-------- Records provided

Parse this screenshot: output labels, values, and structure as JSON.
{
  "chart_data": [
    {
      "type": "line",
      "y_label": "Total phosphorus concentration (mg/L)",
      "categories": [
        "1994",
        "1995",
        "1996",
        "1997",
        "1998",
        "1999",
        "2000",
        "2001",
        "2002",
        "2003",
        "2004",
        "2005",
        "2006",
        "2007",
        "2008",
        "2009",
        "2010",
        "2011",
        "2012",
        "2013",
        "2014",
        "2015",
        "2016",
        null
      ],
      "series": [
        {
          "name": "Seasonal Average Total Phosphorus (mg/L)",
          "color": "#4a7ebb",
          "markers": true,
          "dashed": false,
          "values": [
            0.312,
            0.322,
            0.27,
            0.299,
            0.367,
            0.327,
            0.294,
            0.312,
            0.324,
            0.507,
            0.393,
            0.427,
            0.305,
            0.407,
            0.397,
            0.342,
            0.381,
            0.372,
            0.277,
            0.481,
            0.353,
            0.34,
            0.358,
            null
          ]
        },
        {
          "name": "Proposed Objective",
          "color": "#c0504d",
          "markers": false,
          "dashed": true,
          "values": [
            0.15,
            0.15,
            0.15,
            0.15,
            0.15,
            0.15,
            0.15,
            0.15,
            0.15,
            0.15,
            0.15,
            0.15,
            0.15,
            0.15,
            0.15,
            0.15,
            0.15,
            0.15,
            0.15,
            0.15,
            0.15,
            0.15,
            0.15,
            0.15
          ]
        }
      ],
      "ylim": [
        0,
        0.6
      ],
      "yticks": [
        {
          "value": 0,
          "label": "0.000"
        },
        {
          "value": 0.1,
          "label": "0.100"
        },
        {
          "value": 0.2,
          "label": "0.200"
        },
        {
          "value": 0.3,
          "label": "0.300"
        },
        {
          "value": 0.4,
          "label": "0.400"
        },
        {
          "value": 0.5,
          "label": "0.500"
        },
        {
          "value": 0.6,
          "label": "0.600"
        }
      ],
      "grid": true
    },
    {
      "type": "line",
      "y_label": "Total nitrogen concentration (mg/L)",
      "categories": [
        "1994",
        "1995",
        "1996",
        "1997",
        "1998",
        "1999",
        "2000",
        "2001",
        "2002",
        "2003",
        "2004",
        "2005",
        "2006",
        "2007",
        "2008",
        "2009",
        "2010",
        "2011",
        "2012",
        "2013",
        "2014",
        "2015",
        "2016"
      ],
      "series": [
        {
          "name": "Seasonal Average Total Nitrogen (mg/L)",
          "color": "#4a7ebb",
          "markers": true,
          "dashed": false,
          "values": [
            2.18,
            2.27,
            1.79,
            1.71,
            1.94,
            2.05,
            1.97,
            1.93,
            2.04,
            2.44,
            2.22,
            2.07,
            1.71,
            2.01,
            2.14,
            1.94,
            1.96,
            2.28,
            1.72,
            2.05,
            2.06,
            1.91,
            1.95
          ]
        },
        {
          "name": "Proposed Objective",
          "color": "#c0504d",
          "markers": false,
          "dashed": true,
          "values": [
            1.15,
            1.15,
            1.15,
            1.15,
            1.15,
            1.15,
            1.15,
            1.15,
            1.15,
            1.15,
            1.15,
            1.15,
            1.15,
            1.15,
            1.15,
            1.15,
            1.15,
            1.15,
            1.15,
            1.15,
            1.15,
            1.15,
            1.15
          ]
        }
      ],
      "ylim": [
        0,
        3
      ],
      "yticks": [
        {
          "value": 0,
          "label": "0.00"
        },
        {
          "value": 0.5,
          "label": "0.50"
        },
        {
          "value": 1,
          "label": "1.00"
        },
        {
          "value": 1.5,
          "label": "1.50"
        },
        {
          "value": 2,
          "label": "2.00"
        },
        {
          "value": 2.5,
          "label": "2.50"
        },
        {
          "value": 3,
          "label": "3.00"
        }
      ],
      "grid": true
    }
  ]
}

----------------

Repeat the material above in full, keeping every word.

Parse this screenshot: output labels, values, and structure as JSON.
{
  "chart_data": [
    {
      "type": "line",
      "y_label": "Total phosphorus concentration (mg/L)",
      "categories": [
        "1994",
        "1995",
        "1996",
        "1997",
        "1998",
        "1999",
        "2000",
        "2001",
        "2002",
        "2003",
        "2004",
        "2005",
        "2006",
        "2007",
        "2008",
        "2009",
        "2010",
        "2011",
        "2012",
        "2013",
        "2014",
        "2015",
        "2016",
        null
      ],
      "series": [
        {
          "name": "Seasonal Average Total Phosphorus (mg/L)",
          "color": "#4a7ebb",
          "markers": true,
          "dashed": false,
          "values": [
            0.312,
            0.322,
            0.27,
            0.299,
            0.367,
            0.327,
            0.294,
            0.312,
            0.324,
            0.507,
            0.393,
            0.427,
            0.305,
            0.407,
            0.397,
            0.342,
            0.381,
            0.372,
            0.277,
            0.481,
            0.353,
            0.34,
            0.358,
            null
          ]
        },
        {
          "name": "Proposed Objective",
          "color": "#c0504d",
          "markers": false,
          "dashed": true,
          "values": [
            0.15,
            0.15,
            0.15,
            0.15,
            0.15,
            0.15,
            0.15,
            0.15,
            0.15,
            0.15,
            0.15,
            0.15,
            0.15,
            0.15,
            0.15,
            0.15,
            0.15,
            0.15,
            0.15,
            0.15,
            0.15,
            0.15,
            0.15,
            0.15
          ]
        }
      ],
      "ylim": [
        0,
        0.6
      ],
      "yticks": [
        {
          "value": 0,
          "label": "0.000"
        },
        {
          "value": 0.1,
          "label": "0.100"
        },
        {
          "value": 0.2,
          "label": "0.200"
        },
        {
          "value": 0.3,
          "label": "0.300"
        },
        {
          "value": 0.4,
          "label": "0.400"
        },
        {
          "value": 0.5,
          "label": "0.500"
        },
        {
          "value": 0.6,
          "label": "0.600"
        }
      ],
      "grid": true
    },
    {
      "type": "line",
      "y_label": "Total nitrogen concentration (mg/L)",
      "categories": [
        "1994",
        "1995",
        "1996",
        "1997",
        "1998",
        "1999",
        "2000",
        "2001",
        "2002",
        "2003",
        "2004",
        "2005",
        "2006",
        "2007",
        "2008",
        "2009",
        "2010",
        "2011",
        "2012",
        "2013",
        "2014",
        "2015",
        "2016"
      ],
      "series": [
        {
          "name": "Seasonal Average Total Nitrogen (mg/L)",
          "color": "#4a7ebb",
          "markers": true,
          "dashed": false,
          "values": [
            2.18,
            2.27,
            1.79,
            1.71,
            1.94,
            2.05,
            1.97,
            1.93,
            2.04,
            2.44,
            2.22,
            2.07,
            1.71,
            2.01,
            2.14,
            1.94,
            1.96,
            2.28,
            1.72,
            2.05,
            2.06,
            1.91,
            1.95
          ]
        },
        {
          "name": "Proposed Objective",
          "color": "#c0504d",
          "markers": false,
          "dashed": true,
          "values": [
            1.15,
            1.15,
            1.15,
            1.15,
            1.15,
            1.15,
            1.15,
            1.15,
            1.15,
            1.15,
            1.15,
            1.15,
            1.15,
            1.15,
            1.15,
            1.15,
            1.15,
            1.15,
            1.15,
            1.15,
            1.15,
            1.15,
            1.15
          ]
        }
      ],
      "ylim": [
        0,
        3
      ],
      "yticks": [
        {
          "value": 0,
          "label": "0.00"
        },
        {
          "value": 0.5,
          "label": "0.50"
        },
        {
          "value": 1,
          "label": "1.00"
        },
        {
          "value": 1.5,
          "label": "1.50"
        },
        {
          "value": 2,
          "label": "2.00"
        },
        {
          "value": 2.5,
          "label": "2.50"
        },
        {
          "value": 3,
          "label": "3.00"
        }
      ],
      "grid": true
    }
  ]
}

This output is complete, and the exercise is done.